### The task
Locate all lines with the word "title". Copy them.

(Stored data)
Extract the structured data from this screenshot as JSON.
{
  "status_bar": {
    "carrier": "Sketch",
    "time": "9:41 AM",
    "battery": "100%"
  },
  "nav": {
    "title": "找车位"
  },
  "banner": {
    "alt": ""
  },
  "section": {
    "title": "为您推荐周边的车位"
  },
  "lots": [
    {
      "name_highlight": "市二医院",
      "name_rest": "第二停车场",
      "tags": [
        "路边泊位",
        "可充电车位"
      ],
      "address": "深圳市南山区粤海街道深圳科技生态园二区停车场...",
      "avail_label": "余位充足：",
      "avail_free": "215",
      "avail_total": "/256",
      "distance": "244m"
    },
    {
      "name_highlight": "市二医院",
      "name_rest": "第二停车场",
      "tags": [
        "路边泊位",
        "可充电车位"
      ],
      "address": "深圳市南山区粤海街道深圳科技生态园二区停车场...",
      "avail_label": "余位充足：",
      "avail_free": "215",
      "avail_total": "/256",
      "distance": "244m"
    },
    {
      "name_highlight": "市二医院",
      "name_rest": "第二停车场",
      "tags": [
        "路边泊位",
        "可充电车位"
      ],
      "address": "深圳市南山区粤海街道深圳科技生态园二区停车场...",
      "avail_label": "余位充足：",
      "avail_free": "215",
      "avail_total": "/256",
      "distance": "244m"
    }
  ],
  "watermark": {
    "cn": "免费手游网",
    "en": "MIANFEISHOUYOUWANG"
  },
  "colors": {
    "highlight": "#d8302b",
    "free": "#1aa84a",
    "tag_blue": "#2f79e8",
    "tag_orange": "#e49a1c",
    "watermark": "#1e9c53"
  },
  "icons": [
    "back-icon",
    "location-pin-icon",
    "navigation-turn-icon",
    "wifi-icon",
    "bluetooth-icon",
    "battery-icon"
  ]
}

...

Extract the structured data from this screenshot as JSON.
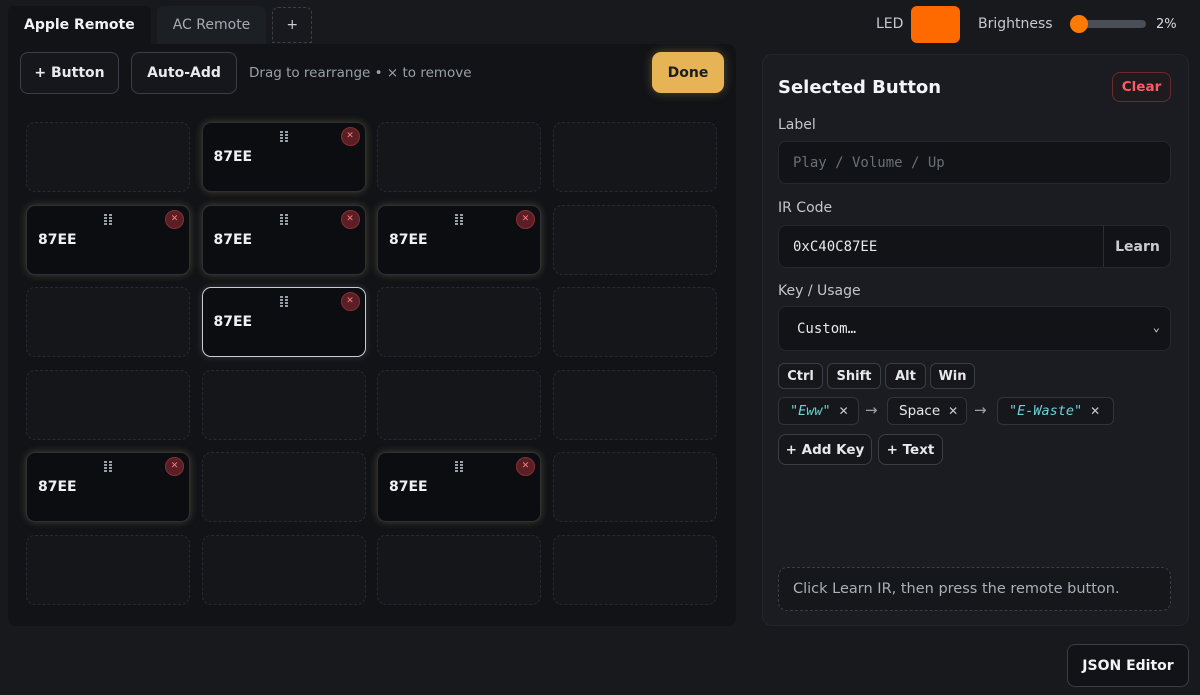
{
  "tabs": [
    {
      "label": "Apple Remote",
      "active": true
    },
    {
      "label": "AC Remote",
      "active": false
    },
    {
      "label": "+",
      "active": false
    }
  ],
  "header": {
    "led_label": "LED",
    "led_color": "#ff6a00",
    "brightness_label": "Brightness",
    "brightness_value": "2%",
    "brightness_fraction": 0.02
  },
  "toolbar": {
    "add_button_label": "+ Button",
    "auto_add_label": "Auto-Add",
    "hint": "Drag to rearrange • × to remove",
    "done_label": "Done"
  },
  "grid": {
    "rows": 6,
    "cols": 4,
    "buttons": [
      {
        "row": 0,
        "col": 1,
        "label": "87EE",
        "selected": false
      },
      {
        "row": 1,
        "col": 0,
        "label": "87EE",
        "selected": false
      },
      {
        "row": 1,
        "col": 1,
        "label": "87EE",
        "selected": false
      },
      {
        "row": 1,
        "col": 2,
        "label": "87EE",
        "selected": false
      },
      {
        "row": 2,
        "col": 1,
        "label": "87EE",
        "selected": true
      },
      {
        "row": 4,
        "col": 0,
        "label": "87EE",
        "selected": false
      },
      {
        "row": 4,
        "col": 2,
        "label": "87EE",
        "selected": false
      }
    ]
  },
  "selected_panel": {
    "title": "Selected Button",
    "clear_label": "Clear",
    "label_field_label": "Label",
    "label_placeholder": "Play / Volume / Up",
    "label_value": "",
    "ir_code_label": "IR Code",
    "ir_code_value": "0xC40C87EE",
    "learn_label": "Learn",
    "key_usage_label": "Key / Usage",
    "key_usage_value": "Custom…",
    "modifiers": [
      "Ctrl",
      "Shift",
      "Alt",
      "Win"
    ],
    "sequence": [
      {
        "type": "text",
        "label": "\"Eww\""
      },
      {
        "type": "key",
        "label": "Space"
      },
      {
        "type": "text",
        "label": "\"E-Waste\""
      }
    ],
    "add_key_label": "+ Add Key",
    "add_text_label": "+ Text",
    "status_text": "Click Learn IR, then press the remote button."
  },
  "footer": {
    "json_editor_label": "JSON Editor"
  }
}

### Output below
    "title": "找车位"
    "title": "为您推荐周边的车位"
    "title": "Selected Button",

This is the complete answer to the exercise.